Set down the records once more, please, exactly and with the pictures left out.

=-=-=

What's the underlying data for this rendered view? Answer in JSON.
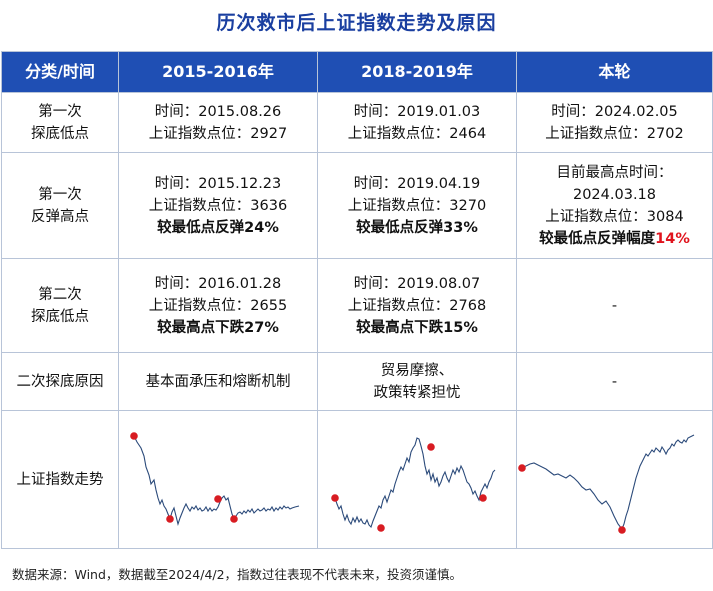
{
  "title": "历次救市后上证指数走势及原因",
  "header": {
    "col0": "分类/时间",
    "col1": "2015-2016年",
    "col2": "2018-2019年",
    "col3": "本轮"
  },
  "rows": {
    "r1": {
      "label_1": "第一次",
      "label_2": "探底低点",
      "c1": [
        "时间：2015.08.26",
        "上证指数点位：2927"
      ],
      "c2": [
        "时间：2019.01.03",
        "上证指数点位：2464"
      ],
      "c3": [
        "时间：2024.02.05",
        "上证指数点位：2702"
      ]
    },
    "r2": {
      "label_1": "第一次",
      "label_2": "反弹高点",
      "c1": [
        "时间：2015.12.23",
        "上证指数点位：3636",
        "较最低点反弹24%"
      ],
      "c2": [
        "时间：2019.04.19",
        "上证指数点位：3270",
        "较最低点反弹33%"
      ],
      "c3": [
        "目前最高点时间：",
        "2024.03.18",
        "上证指数点位：3084"
      ],
      "c3_bold": "较最低点反弹幅度",
      "c3_pct": "14%"
    },
    "r3": {
      "label_1": "第二次",
      "label_2": "探底低点",
      "c1": [
        "时间：2016.01.28",
        "上证指数点位：2655",
        "较最高点下跌27%"
      ],
      "c2": [
        "时间：2019.08.07",
        "上证指数点位：2768",
        "较最高点下跌15%"
      ],
      "c3": "-"
    },
    "r4": {
      "label": "二次探底原因",
      "c1": "基本面承压和熔断机制",
      "c2": [
        "贸易摩擦、",
        "政策转紧担忧"
      ],
      "c3": "-"
    },
    "r5": {
      "label": "上证指数走势"
    }
  },
  "footer": "数据来源：Wind，数据截至2024/4/2，指数过往表现不代表未来，投资须谨慎。",
  "colors": {
    "header_bg": "#1f4fb4",
    "title": "#1a3fa0",
    "line": "#2b4a7a",
    "marker": "#d81c22",
    "highlight": "#e0141e"
  }
}
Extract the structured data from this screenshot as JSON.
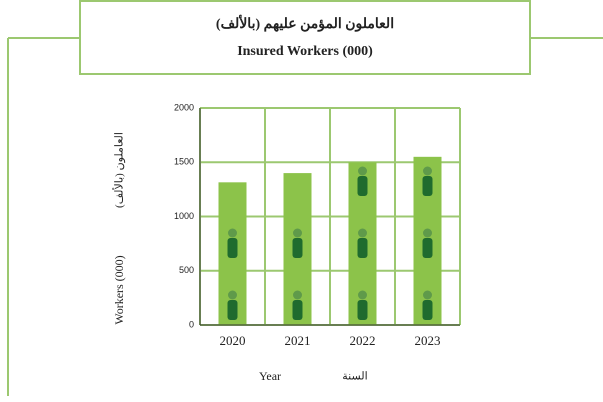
{
  "chart_data": {
    "type": "bar",
    "title_ar": "العاملون المؤمن عليهم (بالألف)",
    "title": "Insured Workers (000)",
    "y_label": "Workers (000)",
    "y_label_ar": "العاملون (بالألف)",
    "x_label": "Year",
    "x_label_ar": "السنة",
    "categories": [
      "2020",
      "2021",
      "2022",
      "2023"
    ],
    "values": [
      1315,
      1400,
      1500,
      1550
    ],
    "color": "#8cc34a",
    "grid_color": "#9cc870",
    "ylim": [
      0,
      2000
    ],
    "yticks": [
      0,
      500,
      1000,
      1500,
      2000
    ],
    "grid": true
  }
}
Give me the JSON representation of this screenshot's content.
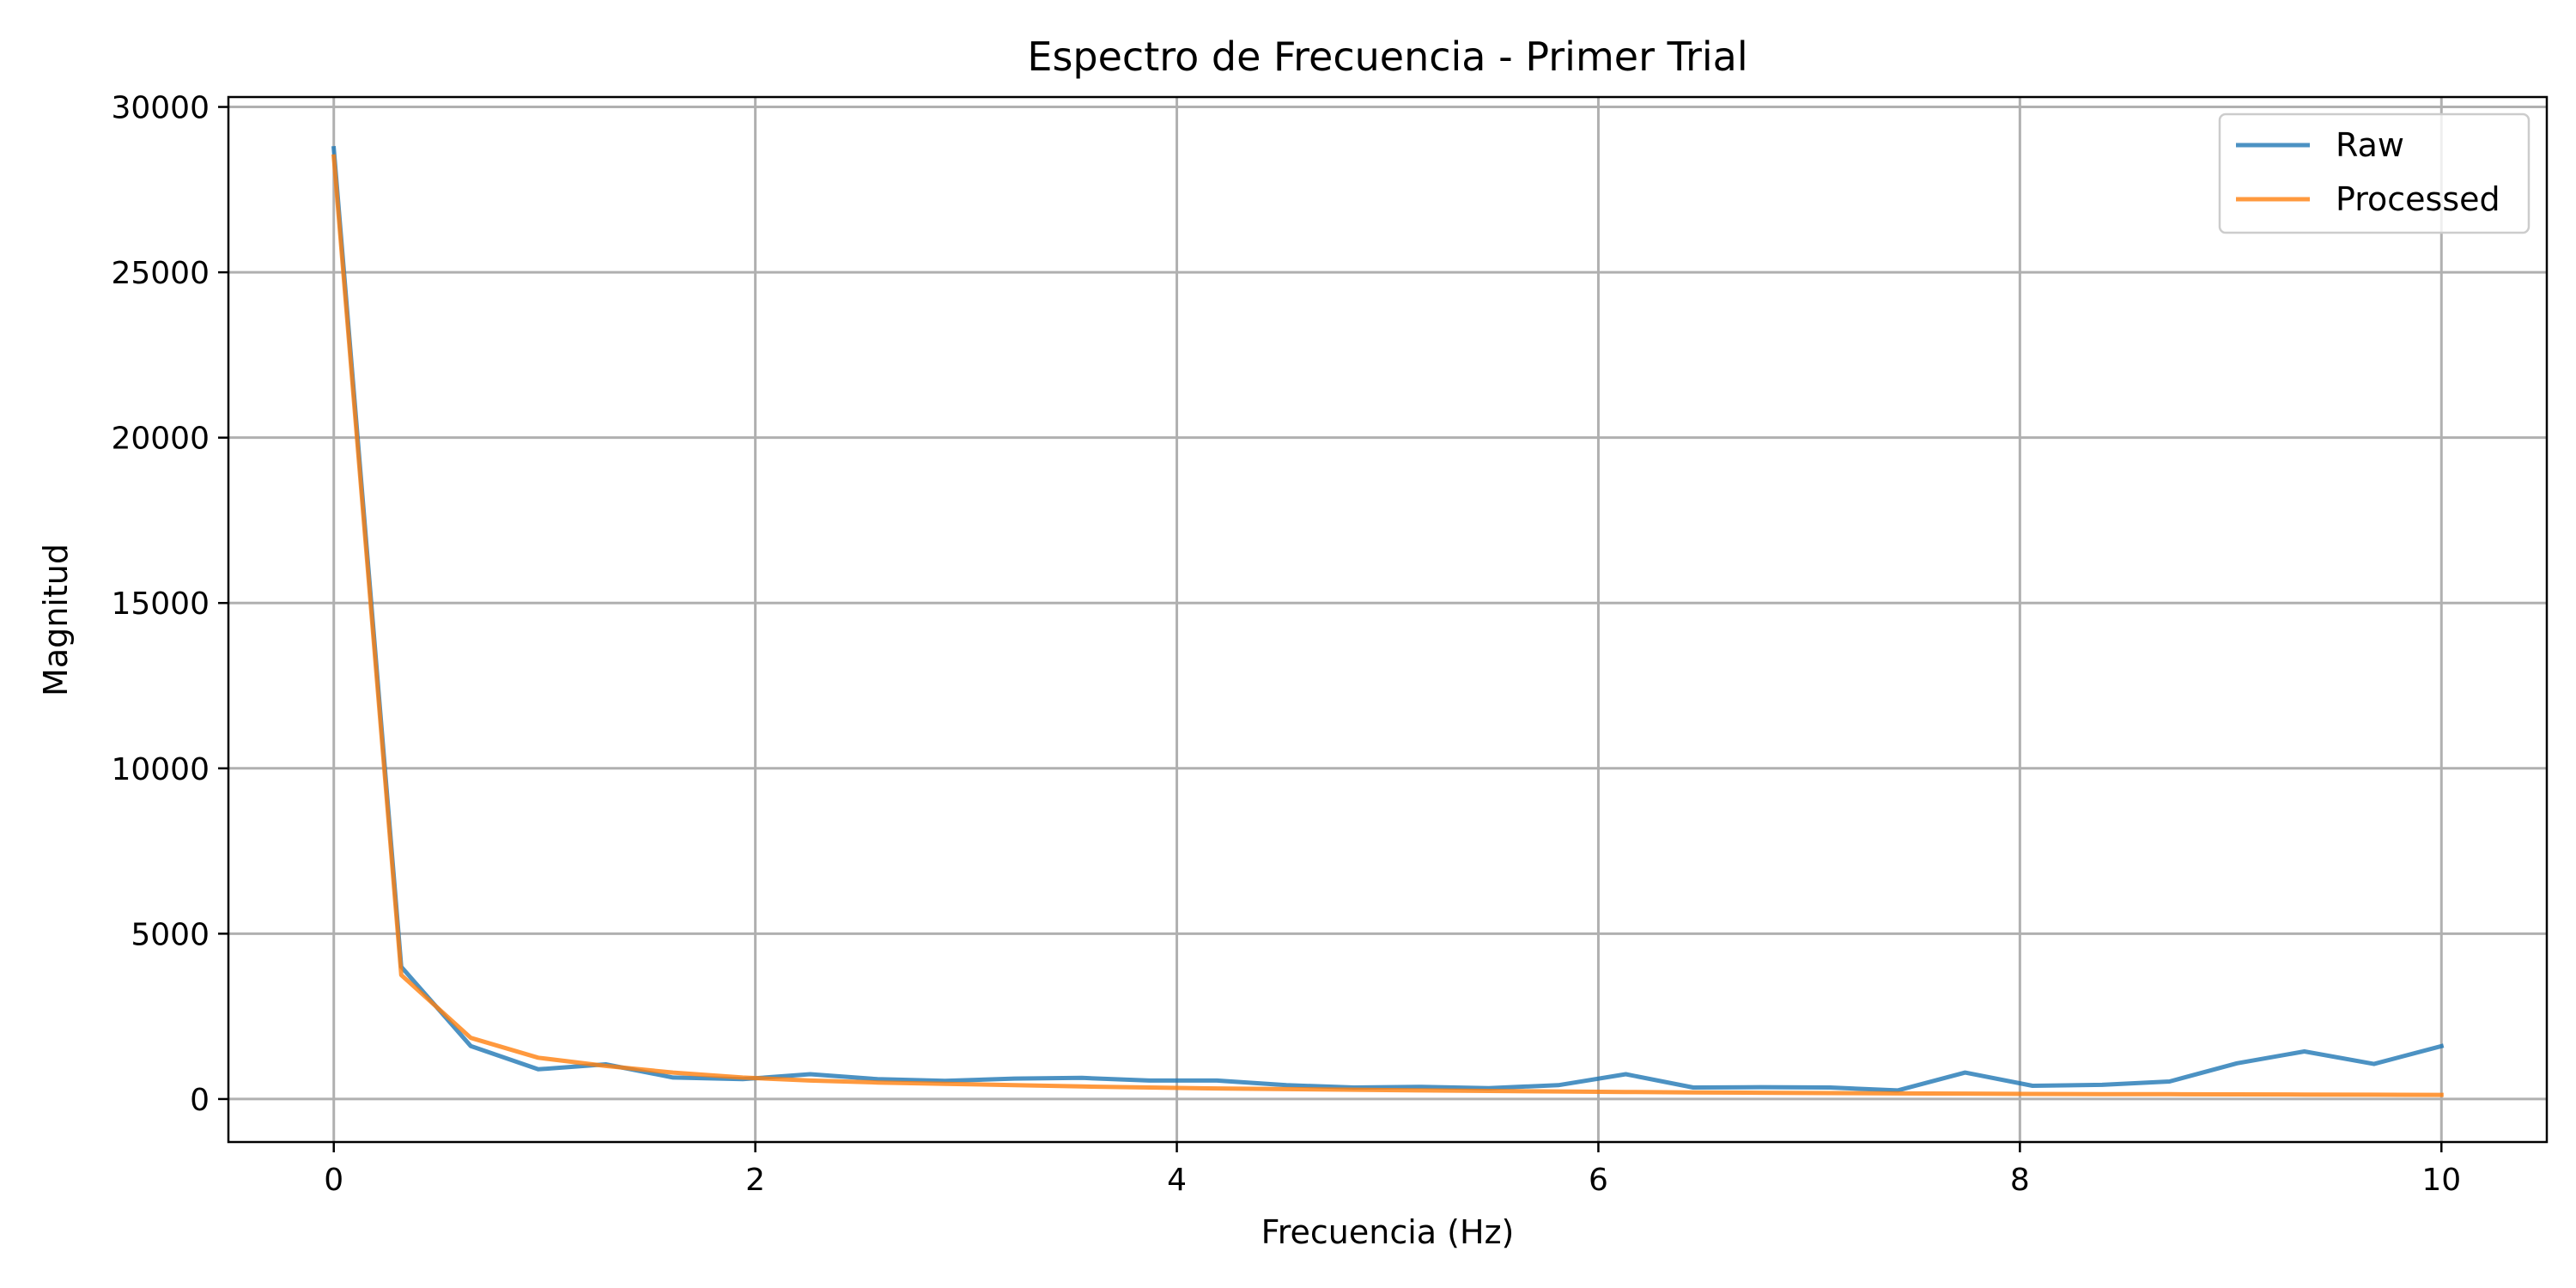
{
  "chart_data": {
    "type": "line",
    "title": "Espectro de Frecuencia - Primer Trial",
    "xlabel": "Frecuencia (Hz)",
    "ylabel": "Magnitud",
    "xlim": [
      -0.5,
      10.5
    ],
    "ylim": [
      -1300,
      30300
    ],
    "xticks": [
      0,
      2,
      4,
      6,
      8,
      10
    ],
    "xtick_labels": [
      "0",
      "2",
      "4",
      "6",
      "8",
      "10"
    ],
    "yticks": [
      0,
      5000,
      10000,
      15000,
      20000,
      25000,
      30000
    ],
    "ytick_labels": [
      "0",
      "5000",
      "10000",
      "15000",
      "20000",
      "25000",
      "30000"
    ],
    "grid": true,
    "legend_position": "top-right",
    "x": [
      0,
      0.32,
      0.65,
      0.97,
      1.29,
      1.61,
      1.94,
      2.26,
      2.58,
      2.9,
      3.23,
      3.55,
      3.87,
      4.19,
      4.52,
      4.84,
      5.16,
      5.48,
      5.81,
      6.13,
      6.45,
      6.77,
      7.1,
      7.42,
      7.74,
      8.06,
      8.39,
      8.71,
      9.03,
      9.35,
      9.68,
      10.0
    ],
    "series": [
      {
        "name": "Raw",
        "color": "#1f77b4",
        "values": [
          28750,
          4000,
          1600,
          900,
          1050,
          650,
          600,
          750,
          600,
          550,
          620,
          640,
          560,
          560,
          420,
          350,
          370,
          330,
          420,
          750,
          350,
          360,
          350,
          260,
          800,
          400,
          430,
          530,
          1080,
          1440,
          1060,
          1600
        ]
      },
      {
        "name": "Processed",
        "color": "#ff7f0e",
        "values": [
          28500,
          3750,
          1850,
          1250,
          1000,
          800,
          650,
          560,
          500,
          460,
          420,
          380,
          350,
          320,
          300,
          280,
          260,
          245,
          230,
          215,
          200,
          190,
          180,
          170,
          165,
          155,
          150,
          145,
          140,
          135,
          130,
          125
        ]
      }
    ]
  }
}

=-=-=

● **Final answer**
What's the underlying data for this rendered view? Answer in JSON.
{
  "title": "历次救市后上证指数走势及原因",
  "header": {
    "col0": "分类/时间",
    "col1": "2015-2016年",
    "col2": "2018-2019年",
    "col3": "本轮"
  },
  "rows": {
    "r1": {
      "label_1": "第一次",
      "label_2": "探底低点",
      "c1": [
        "时间：2015.08.26",
        "上证指数点位：2927"
      ],
      "c2": [
        "时间：2019.01.03",
        "上证指数点位：2464"
      ],
      "c3": [
        "时间：2024.02.05",
        "上证指数点位：2702"
      ]
    },
    "r2": {
      "label_1": "第一次",
      "label_2": "反弹高点",
      "c1": [
        "时间：2015.12.23",
        "上证指数点位：3636",
        "较最低点反弹24%"
      ],
      "c2": [
        "时间：2019.04.19",
        "上证指数点位：3270",
        "较最低点反弹33%"
      ],
      "c3": [
        "目前最高点时间：",
        "2024.03.18",
        "上证指数点位：3084"
      ],
      "c3_bold": "较最低点反弹幅度",
      "c3_pct": "14%"
    },
    "r3": {
      "label_1": "第二次",
      "label_2": "探底低点",
      "c1": [
        "时间：2016.01.28",
        "上证指数点位：2655",
        "较最高点下跌27%"
      ],
      "c2": [
        "时间：2019.08.07",
        "上证指数点位：2768",
        "较最高点下跌15%"
      ],
      "c3": "-"
    },
    "r4": {
      "label": "二次探底原因",
      "c1": "基本面承压和熔断机制",
      "c2": [
        "贸易摩擦、",
        "政策转紧担忧"
      ],
      "c3": "-"
    },
    "r5": {
      "label": "上证指数走势"
    }
  },
  "footer": "数据来源：Wind，数据截至2024/4/2，指数过往表现不代表未来，投资须谨慎。",
  "colors": {
    "header_bg": "#1f4fb4",
    "title": "#1a3fa0",
    "line": "#2b4a7a",
    "marker": "#d81c22",
    "highlight": "#e0141e"
  }
}
Extract the structured data from this screenshot as JSON.
{
  "chart_data": {
    "type": "bar",
    "title_ar": "العاملون المؤمن عليهم (بالألف)",
    "title": "Insured Workers (000)",
    "y_label": "Workers (000)",
    "y_label_ar": "العاملون (بالألف)",
    "x_label": "Year",
    "x_label_ar": "السنة",
    "categories": [
      "2020",
      "2021",
      "2022",
      "2023"
    ],
    "values": [
      1315,
      1400,
      1500,
      1550
    ],
    "color": "#8cc34a",
    "grid_color": "#9cc870",
    "ylim": [
      0,
      2000
    ],
    "yticks": [
      0,
      500,
      1000,
      1500,
      2000
    ],
    "grid": true
  }
}
Give me the JSON representation of this screenshot's content.
{
  "chart_data": {
    "type": "line",
    "title": "Espectro de Frecuencia - Primer Trial",
    "xlabel": "Frecuencia (Hz)",
    "ylabel": "Magnitud",
    "xlim": [
      -0.5,
      10.5
    ],
    "ylim": [
      -1300,
      30300
    ],
    "xticks": [
      0,
      2,
      4,
      6,
      8,
      10
    ],
    "xtick_labels": [
      "0",
      "2",
      "4",
      "6",
      "8",
      "10"
    ],
    "yticks": [
      0,
      5000,
      10000,
      15000,
      20000,
      25000,
      30000
    ],
    "ytick_labels": [
      "0",
      "5000",
      "10000",
      "15000",
      "20000",
      "25000",
      "30000"
    ],
    "grid": true,
    "legend_position": "top-right",
    "x": [
      0,
      0.32,
      0.65,
      0.97,
      1.29,
      1.61,
      1.94,
      2.26,
      2.58,
      2.9,
      3.23,
      3.55,
      3.87,
      4.19,
      4.52,
      4.84,
      5.16,
      5.48,
      5.81,
      6.13,
      6.45,
      6.77,
      7.1,
      7.42,
      7.74,
      8.06,
      8.39,
      8.71,
      9.03,
      9.35,
      9.68,
      10.0
    ],
    "series": [
      {
        "name": "Raw",
        "color": "#1f77b4",
        "values": [
          28750,
          4000,
          1600,
          900,
          1050,
          650,
          600,
          750,
          600,
          550,
          620,
          640,
          560,
          560,
          420,
          350,
          370,
          330,
          420,
          750,
          350,
          360,
          350,
          260,
          800,
          400,
          430,
          530,
          1080,
          1440,
          1060,
          1600
        ]
      },
      {
        "name": "Processed",
        "color": "#ff7f0e",
        "values": [
          28500,
          3750,
          1850,
          1250,
          1000,
          800,
          650,
          560,
          500,
          460,
          420,
          380,
          350,
          320,
          300,
          280,
          260,
          245,
          230,
          215,
          200,
          190,
          180,
          170,
          165,
          155,
          150,
          145,
          140,
          135,
          130,
          125
        ]
      }
    ]
  }
}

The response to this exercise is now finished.